▸ Stated problem:
Find the lines that include the string "这是基于" and report how many there are. Give no other text.
● ● ● ●
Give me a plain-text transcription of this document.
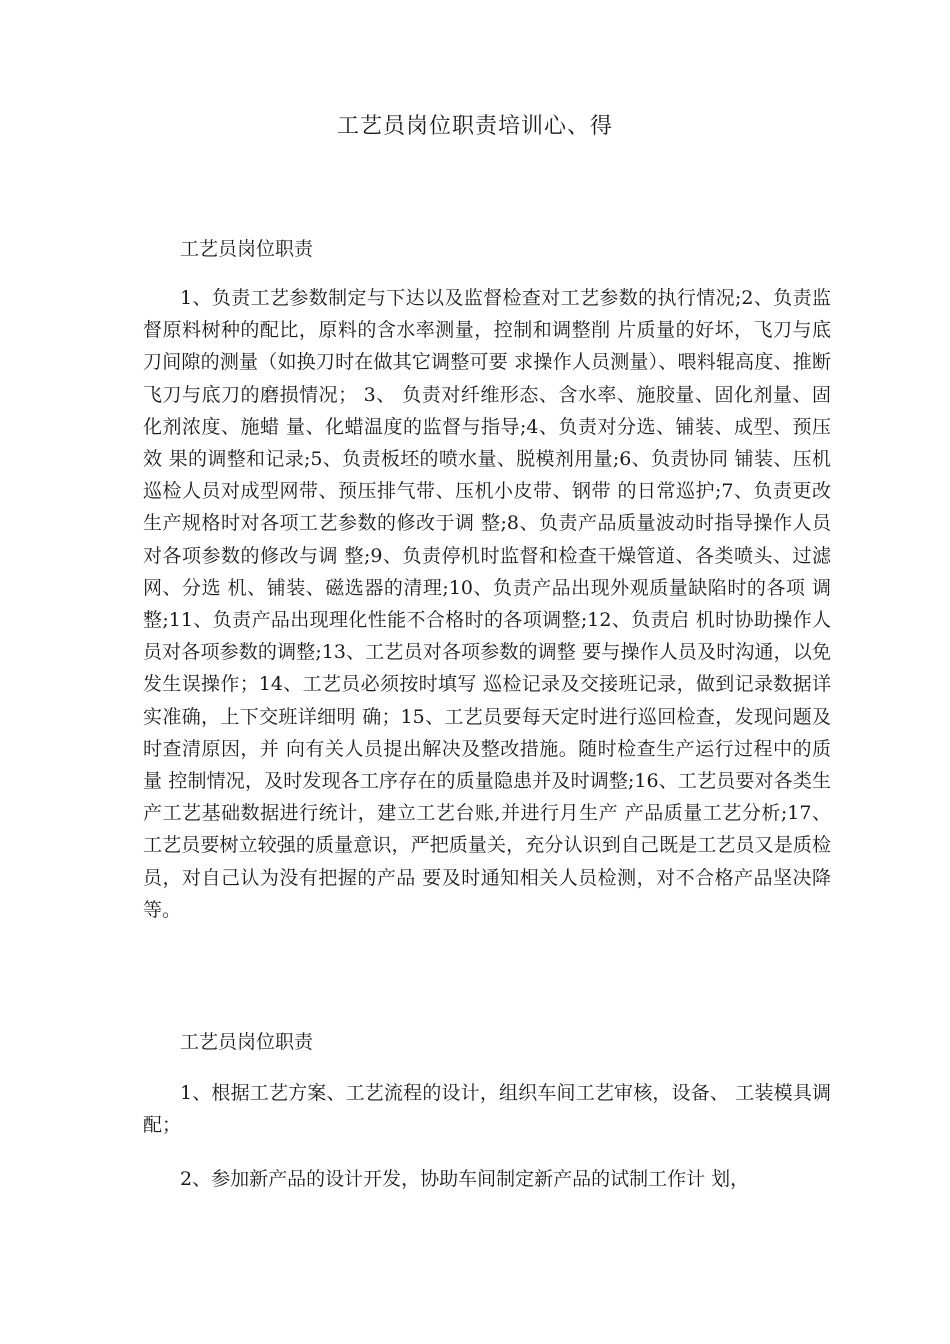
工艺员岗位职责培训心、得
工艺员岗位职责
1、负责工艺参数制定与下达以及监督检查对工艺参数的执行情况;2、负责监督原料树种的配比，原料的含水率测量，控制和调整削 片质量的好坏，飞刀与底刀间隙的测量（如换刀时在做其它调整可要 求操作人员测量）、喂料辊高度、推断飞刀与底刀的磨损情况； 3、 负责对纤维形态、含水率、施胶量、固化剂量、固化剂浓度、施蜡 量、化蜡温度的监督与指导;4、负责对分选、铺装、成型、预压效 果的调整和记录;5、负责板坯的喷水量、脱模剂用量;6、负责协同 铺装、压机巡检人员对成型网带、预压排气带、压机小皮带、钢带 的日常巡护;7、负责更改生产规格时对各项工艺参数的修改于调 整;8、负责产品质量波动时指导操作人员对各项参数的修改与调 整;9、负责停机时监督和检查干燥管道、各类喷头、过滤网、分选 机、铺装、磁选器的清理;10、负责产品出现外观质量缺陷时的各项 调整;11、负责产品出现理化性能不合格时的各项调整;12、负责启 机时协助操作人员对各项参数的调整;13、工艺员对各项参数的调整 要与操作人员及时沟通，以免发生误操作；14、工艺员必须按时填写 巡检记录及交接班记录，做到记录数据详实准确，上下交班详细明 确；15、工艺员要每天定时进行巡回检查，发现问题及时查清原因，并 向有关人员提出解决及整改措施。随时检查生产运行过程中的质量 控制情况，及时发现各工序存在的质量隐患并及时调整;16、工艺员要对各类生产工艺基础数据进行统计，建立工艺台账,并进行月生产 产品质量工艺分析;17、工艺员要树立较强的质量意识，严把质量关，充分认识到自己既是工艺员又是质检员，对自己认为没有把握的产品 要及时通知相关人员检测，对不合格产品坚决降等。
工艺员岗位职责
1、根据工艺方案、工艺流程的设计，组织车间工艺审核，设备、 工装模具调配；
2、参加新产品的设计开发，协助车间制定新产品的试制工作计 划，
● ● ● ●
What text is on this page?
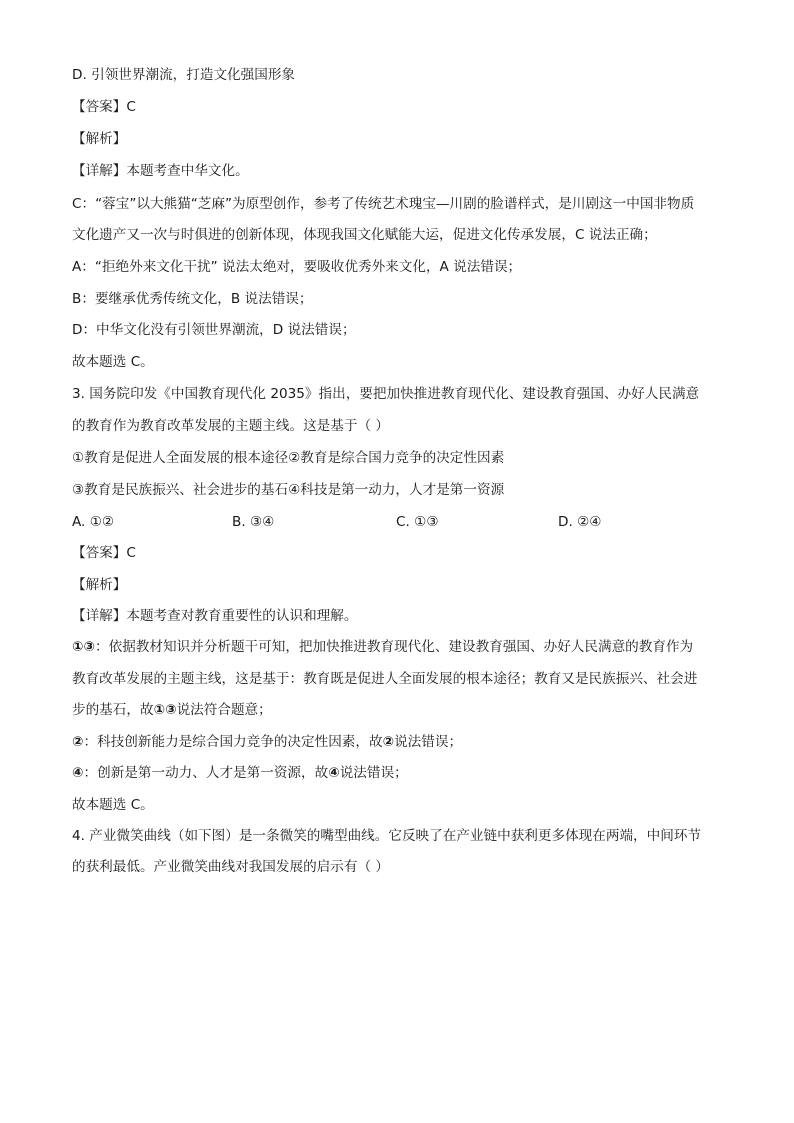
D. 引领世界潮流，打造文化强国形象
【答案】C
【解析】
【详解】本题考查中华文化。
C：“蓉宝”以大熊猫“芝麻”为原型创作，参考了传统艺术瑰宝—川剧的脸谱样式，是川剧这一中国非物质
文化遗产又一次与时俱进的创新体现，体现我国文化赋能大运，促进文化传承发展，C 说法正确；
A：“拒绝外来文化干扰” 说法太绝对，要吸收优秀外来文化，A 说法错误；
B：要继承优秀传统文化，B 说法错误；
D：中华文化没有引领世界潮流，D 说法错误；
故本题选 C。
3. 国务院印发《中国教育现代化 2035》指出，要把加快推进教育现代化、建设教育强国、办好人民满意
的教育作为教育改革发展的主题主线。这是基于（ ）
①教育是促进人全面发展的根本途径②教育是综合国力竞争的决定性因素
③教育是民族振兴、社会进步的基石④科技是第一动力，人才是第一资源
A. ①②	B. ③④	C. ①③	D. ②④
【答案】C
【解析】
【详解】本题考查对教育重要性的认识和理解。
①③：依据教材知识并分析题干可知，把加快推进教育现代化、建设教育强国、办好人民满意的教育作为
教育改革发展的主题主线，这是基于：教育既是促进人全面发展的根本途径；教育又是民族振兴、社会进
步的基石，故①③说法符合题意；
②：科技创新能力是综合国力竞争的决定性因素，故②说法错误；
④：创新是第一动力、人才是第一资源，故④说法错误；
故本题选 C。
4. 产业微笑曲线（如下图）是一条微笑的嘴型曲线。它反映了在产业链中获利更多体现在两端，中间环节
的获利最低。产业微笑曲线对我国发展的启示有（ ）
● ● ● ●
▸ The answer:
2